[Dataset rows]
——————

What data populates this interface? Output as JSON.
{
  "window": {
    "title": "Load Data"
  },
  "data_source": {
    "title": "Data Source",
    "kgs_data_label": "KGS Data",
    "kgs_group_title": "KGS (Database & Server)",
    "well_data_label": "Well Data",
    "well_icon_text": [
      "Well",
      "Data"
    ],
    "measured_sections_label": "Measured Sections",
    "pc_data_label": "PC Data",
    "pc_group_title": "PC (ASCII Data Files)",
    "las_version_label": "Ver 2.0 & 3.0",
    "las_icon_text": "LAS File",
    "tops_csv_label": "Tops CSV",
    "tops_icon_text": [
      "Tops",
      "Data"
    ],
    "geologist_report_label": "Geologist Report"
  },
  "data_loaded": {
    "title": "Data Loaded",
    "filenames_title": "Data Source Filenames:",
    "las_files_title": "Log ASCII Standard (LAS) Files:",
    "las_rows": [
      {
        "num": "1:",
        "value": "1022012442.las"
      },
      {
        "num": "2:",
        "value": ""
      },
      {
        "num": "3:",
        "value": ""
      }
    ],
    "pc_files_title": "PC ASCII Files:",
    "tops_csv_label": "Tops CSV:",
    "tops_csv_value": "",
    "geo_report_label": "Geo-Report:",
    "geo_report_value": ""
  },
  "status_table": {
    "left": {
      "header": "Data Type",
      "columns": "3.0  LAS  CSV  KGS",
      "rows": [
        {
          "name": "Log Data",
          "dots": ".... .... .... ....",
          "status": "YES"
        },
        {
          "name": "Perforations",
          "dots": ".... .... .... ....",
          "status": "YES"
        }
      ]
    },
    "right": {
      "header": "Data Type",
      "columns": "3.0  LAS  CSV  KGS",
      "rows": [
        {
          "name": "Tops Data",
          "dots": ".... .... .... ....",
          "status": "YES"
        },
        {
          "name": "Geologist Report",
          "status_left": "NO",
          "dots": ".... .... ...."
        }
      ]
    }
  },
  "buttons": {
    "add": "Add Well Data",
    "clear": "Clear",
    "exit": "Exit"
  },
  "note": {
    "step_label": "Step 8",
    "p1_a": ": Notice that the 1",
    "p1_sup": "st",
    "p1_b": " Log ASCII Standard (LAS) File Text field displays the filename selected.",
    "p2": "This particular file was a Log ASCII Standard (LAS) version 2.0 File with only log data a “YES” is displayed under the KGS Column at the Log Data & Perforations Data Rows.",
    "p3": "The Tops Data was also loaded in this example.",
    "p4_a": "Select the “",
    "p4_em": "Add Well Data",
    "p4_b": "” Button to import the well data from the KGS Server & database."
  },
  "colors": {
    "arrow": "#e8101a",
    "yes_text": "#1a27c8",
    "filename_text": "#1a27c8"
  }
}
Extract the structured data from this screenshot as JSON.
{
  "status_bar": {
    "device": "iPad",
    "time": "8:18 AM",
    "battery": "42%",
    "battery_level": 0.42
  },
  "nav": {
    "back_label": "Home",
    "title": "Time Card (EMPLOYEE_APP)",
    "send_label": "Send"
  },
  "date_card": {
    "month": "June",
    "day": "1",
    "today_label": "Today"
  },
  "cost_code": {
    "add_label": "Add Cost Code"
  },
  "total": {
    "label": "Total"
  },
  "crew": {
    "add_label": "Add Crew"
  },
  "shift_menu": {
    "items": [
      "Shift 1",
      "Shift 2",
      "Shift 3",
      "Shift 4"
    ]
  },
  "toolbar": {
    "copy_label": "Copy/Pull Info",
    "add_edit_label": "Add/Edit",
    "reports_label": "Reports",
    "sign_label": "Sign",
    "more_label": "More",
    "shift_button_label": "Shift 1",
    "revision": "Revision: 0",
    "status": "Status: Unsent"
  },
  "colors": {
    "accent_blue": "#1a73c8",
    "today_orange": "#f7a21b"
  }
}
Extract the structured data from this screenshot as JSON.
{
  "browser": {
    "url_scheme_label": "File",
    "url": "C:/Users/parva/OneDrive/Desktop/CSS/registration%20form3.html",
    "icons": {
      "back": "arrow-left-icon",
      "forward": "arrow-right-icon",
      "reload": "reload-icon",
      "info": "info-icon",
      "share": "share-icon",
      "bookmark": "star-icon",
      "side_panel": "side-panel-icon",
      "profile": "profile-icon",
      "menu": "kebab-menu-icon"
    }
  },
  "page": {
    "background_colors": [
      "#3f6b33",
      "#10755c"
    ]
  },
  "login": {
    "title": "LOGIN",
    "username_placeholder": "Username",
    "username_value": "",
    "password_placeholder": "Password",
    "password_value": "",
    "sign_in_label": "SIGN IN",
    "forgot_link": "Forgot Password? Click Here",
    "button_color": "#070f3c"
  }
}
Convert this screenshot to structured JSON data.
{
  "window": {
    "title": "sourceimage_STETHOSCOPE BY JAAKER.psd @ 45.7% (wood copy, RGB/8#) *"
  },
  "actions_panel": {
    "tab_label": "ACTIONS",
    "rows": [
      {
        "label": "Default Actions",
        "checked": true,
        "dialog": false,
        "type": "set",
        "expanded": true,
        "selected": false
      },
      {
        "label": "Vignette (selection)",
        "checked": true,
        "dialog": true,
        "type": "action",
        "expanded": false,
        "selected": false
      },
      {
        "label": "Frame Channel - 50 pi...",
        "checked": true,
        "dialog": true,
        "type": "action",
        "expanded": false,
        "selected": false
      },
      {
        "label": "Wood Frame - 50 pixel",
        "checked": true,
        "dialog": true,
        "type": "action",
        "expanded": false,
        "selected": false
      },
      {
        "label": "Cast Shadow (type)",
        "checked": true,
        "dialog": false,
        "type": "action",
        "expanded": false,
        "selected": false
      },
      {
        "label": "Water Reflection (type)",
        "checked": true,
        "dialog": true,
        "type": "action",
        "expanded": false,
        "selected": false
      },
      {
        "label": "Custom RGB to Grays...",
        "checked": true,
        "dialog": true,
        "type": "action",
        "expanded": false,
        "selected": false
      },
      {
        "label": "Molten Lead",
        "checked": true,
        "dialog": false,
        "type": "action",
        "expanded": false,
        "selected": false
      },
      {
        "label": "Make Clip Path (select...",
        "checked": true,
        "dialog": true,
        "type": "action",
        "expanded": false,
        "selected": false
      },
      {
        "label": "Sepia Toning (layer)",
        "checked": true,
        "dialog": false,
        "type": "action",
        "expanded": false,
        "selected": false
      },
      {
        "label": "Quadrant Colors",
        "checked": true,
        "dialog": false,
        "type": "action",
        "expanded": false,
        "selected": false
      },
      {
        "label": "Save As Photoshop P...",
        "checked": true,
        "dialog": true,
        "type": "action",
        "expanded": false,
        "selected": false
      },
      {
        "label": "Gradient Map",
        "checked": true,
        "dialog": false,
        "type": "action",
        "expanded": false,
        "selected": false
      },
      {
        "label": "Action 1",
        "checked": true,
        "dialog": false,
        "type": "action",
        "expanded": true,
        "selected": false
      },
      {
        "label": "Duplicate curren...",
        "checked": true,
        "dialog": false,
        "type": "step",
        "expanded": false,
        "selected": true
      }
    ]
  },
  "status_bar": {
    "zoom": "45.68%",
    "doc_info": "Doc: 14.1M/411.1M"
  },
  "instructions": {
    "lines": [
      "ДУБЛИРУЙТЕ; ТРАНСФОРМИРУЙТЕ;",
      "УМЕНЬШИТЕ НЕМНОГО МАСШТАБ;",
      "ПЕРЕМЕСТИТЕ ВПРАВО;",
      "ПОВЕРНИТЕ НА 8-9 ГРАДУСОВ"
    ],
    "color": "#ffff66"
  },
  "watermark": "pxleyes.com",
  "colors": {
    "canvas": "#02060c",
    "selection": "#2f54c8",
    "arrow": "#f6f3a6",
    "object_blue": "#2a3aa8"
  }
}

——————

Goal of the exercise:
Repeat every entry exactly, please.

Complete answer:
What data populates this interface? Output as JSON.
{
  "window": {
    "title": "Load Data"
  },
  "data_source": {
    "title": "Data Source",
    "kgs_data_label": "KGS Data",
    "kgs_group_title": "KGS (Database & Server)",
    "well_data_label": "Well Data",
    "well_icon_text": [
      "Well",
      "Data"
    ],
    "measured_sections_label": "Measured Sections",
    "pc_data_label": "PC Data",
    "pc_group_title": "PC (ASCII Data Files)",
    "las_version_label": "Ver 2.0 & 3.0",
    "las_icon_text": "LAS File",
    "tops_csv_label": "Tops CSV",
    "tops_icon_text": [
      "Tops",
      "Data"
    ],
    "geologist_report_label": "Geologist Report"
  },
  "data_loaded": {
    "title": "Data Loaded",
    "filenames_title": "Data Source Filenames:",
    "las_files_title": "Log ASCII Standard (LAS) Files:",
    "las_rows": [
      {
        "num": "1:",
        "value": "1022012442.las"
      },
      {
        "num": "2:",
        "value": ""
      },
      {
        "num": "3:",
        "value": ""
      }
    ],
    "pc_files_title": "PC ASCII Files:",
    "tops_csv_label": "Tops CSV:",
    "tops_csv_value": "",
    "geo_report_label": "Geo-Report:",
    "geo_report_value": ""
  },
  "status_table": {
    "left": {
      "header": "Data Type",
      "columns": "3.0  LAS  CSV  KGS",
      "rows": [
        {
          "name": "Log Data",
          "dots": ".... .... .... ....",
          "status": "YES"
        },
        {
          "name": "Perforations",
          "dots": ".... .... .... ....",
          "status": "YES"
        }
      ]
    },
    "right": {
      "header": "Data Type",
      "columns": "3.0  LAS  CSV  KGS",
      "rows": [
        {
          "name": "Tops Data",
          "dots": ".... .... .... ....",
          "status": "YES"
        },
        {
          "name": "Geologist Report",
          "status_left": "NO",
          "dots": ".... .... ...."
        }
      ]
    }
  },
  "buttons": {
    "add": "Add Well Data",
    "clear": "Clear",
    "exit": "Exit"
  },
  "note": {
    "step_label": "Step 8",
    "p1_a": ": Notice that the 1",
    "p1_sup": "st",
    "p1_b": " Log ASCII Standard (LAS) File Text field displays the filename selected.",
    "p2": "This particular file was a Log ASCII Standard (LAS) version 2.0 File with only log data a “YES” is displayed under the KGS Column at the Log Data & Perforations Data Rows.",
    "p3": "The Tops Data was also loaded in this example.",
    "p4_a": "Select the “",
    "p4_em": "Add Well Data",
    "p4_b": "” Button to import the well data from the KGS Server & database."
  },
  "colors": {
    "arrow": "#e8101a",
    "yes_text": "#1a27c8",
    "filename_text": "#1a27c8"
  }
}
Extract the structured data from this screenshot as JSON.
{
  "status_bar": {
    "device": "iPad",
    "time": "8:18 AM",
    "battery": "42%",
    "battery_level": 0.42
  },
  "nav": {
    "back_label": "Home",
    "title": "Time Card (EMPLOYEE_APP)",
    "send_label": "Send"
  },
  "date_card": {
    "month": "June",
    "day": "1",
    "today_label": "Today"
  },
  "cost_code": {
    "add_label": "Add Cost Code"
  },
  "total": {
    "label": "Total"
  },
  "crew": {
    "add_label": "Add Crew"
  },
  "shift_menu": {
    "items": [
      "Shift 1",
      "Shift 2",
      "Shift 3",
      "Shift 4"
    ]
  },
  "toolbar": {
    "copy_label": "Copy/Pull Info",
    "add_edit_label": "Add/Edit",
    "reports_label": "Reports",
    "sign_label": "Sign",
    "more_label": "More",
    "shift_button_label": "Shift 1",
    "revision": "Revision: 0",
    "status": "Status: Unsent"
  },
  "colors": {
    "accent_blue": "#1a73c8",
    "today_orange": "#f7a21b"
  }
}
Extract the structured data from this screenshot as JSON.
{
  "browser": {
    "url_scheme_label": "File",
    "url": "C:/Users/parva/OneDrive/Desktop/CSS/registration%20form3.html",
    "icons": {
      "back": "arrow-left-icon",
      "forward": "arrow-right-icon",
      "reload": "reload-icon",
      "info": "info-icon",
      "share": "share-icon",
      "bookmark": "star-icon",
      "side_panel": "side-panel-icon",
      "profile": "profile-icon",
      "menu": "kebab-menu-icon"
    }
  },
  "page": {
    "background_colors": [
      "#3f6b33",
      "#10755c"
    ]
  },
  "login": {
    "title": "LOGIN",
    "username_placeholder": "Username",
    "username_value": "",
    "password_placeholder": "Password",
    "password_value": "",
    "sign_in_label": "SIGN IN",
    "forgot_link": "Forgot Password? Click Here",
    "button_color": "#070f3c"
  }
}
Convert this screenshot to structured JSON data.
{
  "window": {
    "title": "sourceimage_STETHOSCOPE BY JAAKER.psd @ 45.7% (wood copy, RGB/8#) *"
  },
  "actions_panel": {
    "tab_label": "ACTIONS",
    "rows": [
      {
        "label": "Default Actions",
        "checked": true,
        "dialog": false,
        "type": "set",
        "expanded": true,
        "selected": false
      },
      {
        "label": "Vignette (selection)",
        "checked": true,
        "dialog": true,
        "type": "action",
        "expanded": false,
        "selected": false
      },
      {
        "label": "Frame Channel - 50 pi...",
        "checked": true,
        "dialog": true,
        "type": "action",
        "expanded": false,
        "selected": false
      },
      {
        "label": "Wood Frame - 50 pixel",
        "checked": true,
        "dialog": true,
        "type": "action",
        "expanded": false,
        "selected": false
      },
      {
        "label": "Cast Shadow (type)",
        "checked": true,
        "dialog": false,
        "type": "action",
        "expanded": false,
        "selected": false
      },
      {
        "label": "Water Reflection (type)",
        "checked": true,
        "dialog": true,
        "type": "action",
        "expanded": false,
        "selected": false
      },
      {
        "label": "Custom RGB to Grays...",
        "checked": true,
        "dialog": true,
        "type": "action",
        "expanded": false,
        "selected": false
      },
      {
        "label": "Molten Lead",
        "checked": true,
        "dialog": false,
        "type": "action",
        "expanded": false,
        "selected": false
      },
      {
        "label": "Make Clip Path (select...",
        "checked": true,
        "dialog": true,
        "type": "action",
        "expanded": false,
        "selected": false
      },
      {
        "label": "Sepia Toning (layer)",
        "checked": true,
        "dialog": false,
        "type": "action",
        "expanded": false,
        "selected": false
      },
      {
        "label": "Quadrant Colors",
        "checked": true,
        "dialog": false,
        "type": "action",
        "expanded": false,
        "selected": false
      },
      {
        "label": "Save As Photoshop P...",
        "checked": true,
        "dialog": true,
        "type": "action",
        "expanded": false,
        "selected": false
      },
      {
        "label": "Gradient Map",
        "checked": true,
        "dialog": false,
        "type": "action",
        "expanded": false,
        "selected": false
      },
      {
        "label": "Action 1",
        "checked": true,
        "dialog": false,
        "type": "action",
        "expanded": true,
        "selected": false
      },
      {
        "label": "Duplicate curren...",
        "checked": true,
        "dialog": false,
        "type": "step",
        "expanded": false,
        "selected": true
      }
    ]
  },
  "status_bar": {
    "zoom": "45.68%",
    "doc_info": "Doc: 14.1M/411.1M"
  },
  "instructions": {
    "lines": [
      "ДУБЛИРУЙТЕ; ТРАНСФОРМИРУЙТЕ;",
      "УМЕНЬШИТЕ НЕМНОГО МАСШТАБ;",
      "ПЕРЕМЕСТИТЕ ВПРАВО;",
      "ПОВЕРНИТЕ НА 8-9 ГРАДУСОВ"
    ],
    "color": "#ffff66"
  },
  "watermark": "pxleyes.com",
  "colors": {
    "canvas": "#02060c",
    "selection": "#2f54c8",
    "arrow": "#f6f3a6",
    "object_blue": "#2a3aa8"
  }
}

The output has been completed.